• WORK INSTRUCTIONS
Return a copy of every line in the records that includes the word "delta".

• RECORDS FOR THE TASK
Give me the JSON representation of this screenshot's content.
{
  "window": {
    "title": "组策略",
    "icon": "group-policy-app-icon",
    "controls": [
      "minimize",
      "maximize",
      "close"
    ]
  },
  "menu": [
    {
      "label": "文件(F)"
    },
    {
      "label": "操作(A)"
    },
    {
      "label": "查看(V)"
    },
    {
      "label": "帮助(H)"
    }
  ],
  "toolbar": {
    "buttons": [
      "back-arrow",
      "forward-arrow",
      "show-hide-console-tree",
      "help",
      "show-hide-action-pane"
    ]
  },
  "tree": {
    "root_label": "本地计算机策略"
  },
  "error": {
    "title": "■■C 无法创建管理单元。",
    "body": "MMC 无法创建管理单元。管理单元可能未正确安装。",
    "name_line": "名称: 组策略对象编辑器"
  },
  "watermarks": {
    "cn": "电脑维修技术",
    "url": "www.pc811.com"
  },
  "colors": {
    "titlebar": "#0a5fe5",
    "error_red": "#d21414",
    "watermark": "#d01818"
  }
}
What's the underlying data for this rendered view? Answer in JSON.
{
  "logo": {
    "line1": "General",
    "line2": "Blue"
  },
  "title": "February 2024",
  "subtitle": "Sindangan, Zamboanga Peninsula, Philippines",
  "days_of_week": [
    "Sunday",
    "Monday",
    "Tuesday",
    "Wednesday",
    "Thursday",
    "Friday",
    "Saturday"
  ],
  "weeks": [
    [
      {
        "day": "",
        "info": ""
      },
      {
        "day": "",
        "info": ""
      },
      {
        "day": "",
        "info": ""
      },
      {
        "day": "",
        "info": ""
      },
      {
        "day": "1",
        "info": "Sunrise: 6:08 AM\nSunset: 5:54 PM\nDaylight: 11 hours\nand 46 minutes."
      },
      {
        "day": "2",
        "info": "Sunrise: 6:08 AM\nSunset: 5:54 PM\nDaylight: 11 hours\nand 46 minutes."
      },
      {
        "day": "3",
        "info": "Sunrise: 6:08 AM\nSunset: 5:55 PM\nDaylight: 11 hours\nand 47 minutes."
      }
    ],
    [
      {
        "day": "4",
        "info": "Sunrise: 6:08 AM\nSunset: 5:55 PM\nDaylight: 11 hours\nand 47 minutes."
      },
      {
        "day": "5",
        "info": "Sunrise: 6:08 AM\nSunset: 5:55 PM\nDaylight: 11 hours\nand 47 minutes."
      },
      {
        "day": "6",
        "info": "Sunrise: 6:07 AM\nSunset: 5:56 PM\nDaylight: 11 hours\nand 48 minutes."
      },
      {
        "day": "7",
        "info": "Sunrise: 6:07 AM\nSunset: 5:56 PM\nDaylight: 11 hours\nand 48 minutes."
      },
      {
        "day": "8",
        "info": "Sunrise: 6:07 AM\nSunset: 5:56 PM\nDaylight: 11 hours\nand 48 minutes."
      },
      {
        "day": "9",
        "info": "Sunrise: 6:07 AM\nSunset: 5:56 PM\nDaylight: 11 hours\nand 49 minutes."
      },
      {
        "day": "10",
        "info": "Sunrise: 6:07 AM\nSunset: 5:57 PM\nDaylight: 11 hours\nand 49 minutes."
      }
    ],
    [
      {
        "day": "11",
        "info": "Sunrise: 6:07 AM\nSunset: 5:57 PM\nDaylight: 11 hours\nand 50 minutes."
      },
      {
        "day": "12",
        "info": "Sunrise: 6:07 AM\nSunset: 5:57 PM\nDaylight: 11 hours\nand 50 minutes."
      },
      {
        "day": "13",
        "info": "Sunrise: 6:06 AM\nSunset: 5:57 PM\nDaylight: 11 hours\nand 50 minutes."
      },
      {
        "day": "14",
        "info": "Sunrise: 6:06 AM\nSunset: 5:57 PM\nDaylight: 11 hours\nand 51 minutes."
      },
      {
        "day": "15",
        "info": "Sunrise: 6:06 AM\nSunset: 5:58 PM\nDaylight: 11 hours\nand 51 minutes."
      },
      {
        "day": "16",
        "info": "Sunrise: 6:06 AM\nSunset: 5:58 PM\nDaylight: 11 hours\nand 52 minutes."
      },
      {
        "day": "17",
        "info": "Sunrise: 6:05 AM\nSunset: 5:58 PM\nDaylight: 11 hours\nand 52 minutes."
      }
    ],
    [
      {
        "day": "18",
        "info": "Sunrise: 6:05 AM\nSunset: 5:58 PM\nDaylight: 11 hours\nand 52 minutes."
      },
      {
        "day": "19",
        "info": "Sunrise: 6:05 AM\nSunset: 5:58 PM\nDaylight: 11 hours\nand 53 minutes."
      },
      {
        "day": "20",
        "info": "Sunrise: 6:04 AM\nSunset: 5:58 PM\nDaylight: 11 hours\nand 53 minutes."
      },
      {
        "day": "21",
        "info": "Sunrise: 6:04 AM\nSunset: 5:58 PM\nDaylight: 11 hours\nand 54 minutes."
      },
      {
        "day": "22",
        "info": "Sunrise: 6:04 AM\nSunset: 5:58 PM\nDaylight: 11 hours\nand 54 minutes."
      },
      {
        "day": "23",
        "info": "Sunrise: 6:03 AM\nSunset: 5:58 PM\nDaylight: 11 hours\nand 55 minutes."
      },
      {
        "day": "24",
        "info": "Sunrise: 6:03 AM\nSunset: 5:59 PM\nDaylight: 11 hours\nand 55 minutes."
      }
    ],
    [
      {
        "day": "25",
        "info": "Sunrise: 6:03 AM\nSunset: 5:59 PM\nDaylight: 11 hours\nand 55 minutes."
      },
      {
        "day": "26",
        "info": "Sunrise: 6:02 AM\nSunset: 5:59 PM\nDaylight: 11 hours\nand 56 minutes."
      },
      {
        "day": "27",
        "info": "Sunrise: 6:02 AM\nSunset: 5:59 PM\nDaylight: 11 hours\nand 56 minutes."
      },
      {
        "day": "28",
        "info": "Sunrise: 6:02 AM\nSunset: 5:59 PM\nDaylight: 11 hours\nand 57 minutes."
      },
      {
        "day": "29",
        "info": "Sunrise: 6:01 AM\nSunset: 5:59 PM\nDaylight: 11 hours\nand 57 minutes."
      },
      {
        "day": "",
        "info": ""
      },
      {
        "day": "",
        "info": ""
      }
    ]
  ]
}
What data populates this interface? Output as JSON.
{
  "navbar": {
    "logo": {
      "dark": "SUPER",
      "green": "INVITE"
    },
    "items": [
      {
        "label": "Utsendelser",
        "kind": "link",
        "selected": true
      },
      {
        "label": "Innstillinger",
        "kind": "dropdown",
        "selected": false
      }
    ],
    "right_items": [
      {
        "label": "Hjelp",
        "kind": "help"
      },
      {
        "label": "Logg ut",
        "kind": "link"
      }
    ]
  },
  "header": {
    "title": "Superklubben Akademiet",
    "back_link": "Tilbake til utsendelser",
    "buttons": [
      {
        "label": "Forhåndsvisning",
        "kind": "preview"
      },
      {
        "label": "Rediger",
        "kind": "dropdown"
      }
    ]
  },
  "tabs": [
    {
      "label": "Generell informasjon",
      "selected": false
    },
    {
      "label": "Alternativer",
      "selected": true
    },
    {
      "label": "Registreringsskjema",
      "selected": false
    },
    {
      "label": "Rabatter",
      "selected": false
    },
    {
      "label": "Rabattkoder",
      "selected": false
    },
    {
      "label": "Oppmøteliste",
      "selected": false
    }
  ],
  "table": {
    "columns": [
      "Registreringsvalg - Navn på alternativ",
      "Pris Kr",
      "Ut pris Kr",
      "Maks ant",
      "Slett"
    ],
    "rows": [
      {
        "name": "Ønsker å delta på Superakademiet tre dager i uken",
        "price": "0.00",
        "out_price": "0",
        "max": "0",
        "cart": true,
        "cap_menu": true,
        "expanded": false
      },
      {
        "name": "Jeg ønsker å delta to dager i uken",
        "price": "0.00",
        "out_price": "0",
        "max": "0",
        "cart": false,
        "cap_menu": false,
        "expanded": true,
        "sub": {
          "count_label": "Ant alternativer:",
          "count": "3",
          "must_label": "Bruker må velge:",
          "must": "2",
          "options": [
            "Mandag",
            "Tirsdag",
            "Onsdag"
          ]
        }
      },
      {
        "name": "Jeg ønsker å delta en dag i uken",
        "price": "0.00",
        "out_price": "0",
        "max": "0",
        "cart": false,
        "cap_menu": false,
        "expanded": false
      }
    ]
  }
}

--

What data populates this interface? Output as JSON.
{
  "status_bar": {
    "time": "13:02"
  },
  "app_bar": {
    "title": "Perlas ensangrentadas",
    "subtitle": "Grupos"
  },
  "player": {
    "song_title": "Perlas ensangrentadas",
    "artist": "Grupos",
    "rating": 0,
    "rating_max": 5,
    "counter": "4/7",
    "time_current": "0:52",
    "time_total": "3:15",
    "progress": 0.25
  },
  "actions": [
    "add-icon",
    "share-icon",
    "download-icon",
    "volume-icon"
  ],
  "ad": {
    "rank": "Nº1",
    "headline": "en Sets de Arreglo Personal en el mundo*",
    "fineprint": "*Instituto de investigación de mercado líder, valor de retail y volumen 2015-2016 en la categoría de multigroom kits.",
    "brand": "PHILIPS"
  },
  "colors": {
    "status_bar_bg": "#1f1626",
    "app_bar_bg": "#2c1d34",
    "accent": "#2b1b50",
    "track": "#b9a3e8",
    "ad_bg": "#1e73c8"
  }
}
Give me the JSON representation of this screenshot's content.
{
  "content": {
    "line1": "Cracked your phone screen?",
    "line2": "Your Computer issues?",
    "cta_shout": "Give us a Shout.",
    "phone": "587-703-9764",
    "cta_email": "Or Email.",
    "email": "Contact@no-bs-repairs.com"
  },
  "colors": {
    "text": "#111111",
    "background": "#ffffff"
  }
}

==

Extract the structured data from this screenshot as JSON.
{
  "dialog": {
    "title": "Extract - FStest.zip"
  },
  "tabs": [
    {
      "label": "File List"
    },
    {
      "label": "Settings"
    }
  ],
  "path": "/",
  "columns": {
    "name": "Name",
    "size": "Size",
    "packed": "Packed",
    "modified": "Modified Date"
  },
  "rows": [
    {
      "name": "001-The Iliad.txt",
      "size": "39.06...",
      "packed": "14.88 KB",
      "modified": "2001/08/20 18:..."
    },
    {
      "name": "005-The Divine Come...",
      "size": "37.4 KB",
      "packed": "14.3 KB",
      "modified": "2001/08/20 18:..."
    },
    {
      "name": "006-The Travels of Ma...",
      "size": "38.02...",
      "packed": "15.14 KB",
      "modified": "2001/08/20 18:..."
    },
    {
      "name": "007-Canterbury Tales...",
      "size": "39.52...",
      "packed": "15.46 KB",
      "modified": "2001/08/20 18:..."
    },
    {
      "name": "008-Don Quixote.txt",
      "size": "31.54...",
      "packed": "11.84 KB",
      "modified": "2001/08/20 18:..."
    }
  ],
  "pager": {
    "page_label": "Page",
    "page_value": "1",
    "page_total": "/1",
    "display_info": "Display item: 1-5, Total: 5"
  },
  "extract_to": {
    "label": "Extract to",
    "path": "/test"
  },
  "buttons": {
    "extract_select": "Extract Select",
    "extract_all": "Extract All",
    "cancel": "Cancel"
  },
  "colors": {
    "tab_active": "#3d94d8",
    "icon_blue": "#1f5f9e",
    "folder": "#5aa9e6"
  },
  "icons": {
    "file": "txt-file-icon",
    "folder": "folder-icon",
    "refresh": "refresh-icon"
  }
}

• COMPLETE RESPONSE
        "name": "Ønsker å delta på Superakademiet tre dager i uken",
        "name": "Jeg ønsker å delta to dager i uken",
        "name": "Jeg ønsker å delta en dag i uken",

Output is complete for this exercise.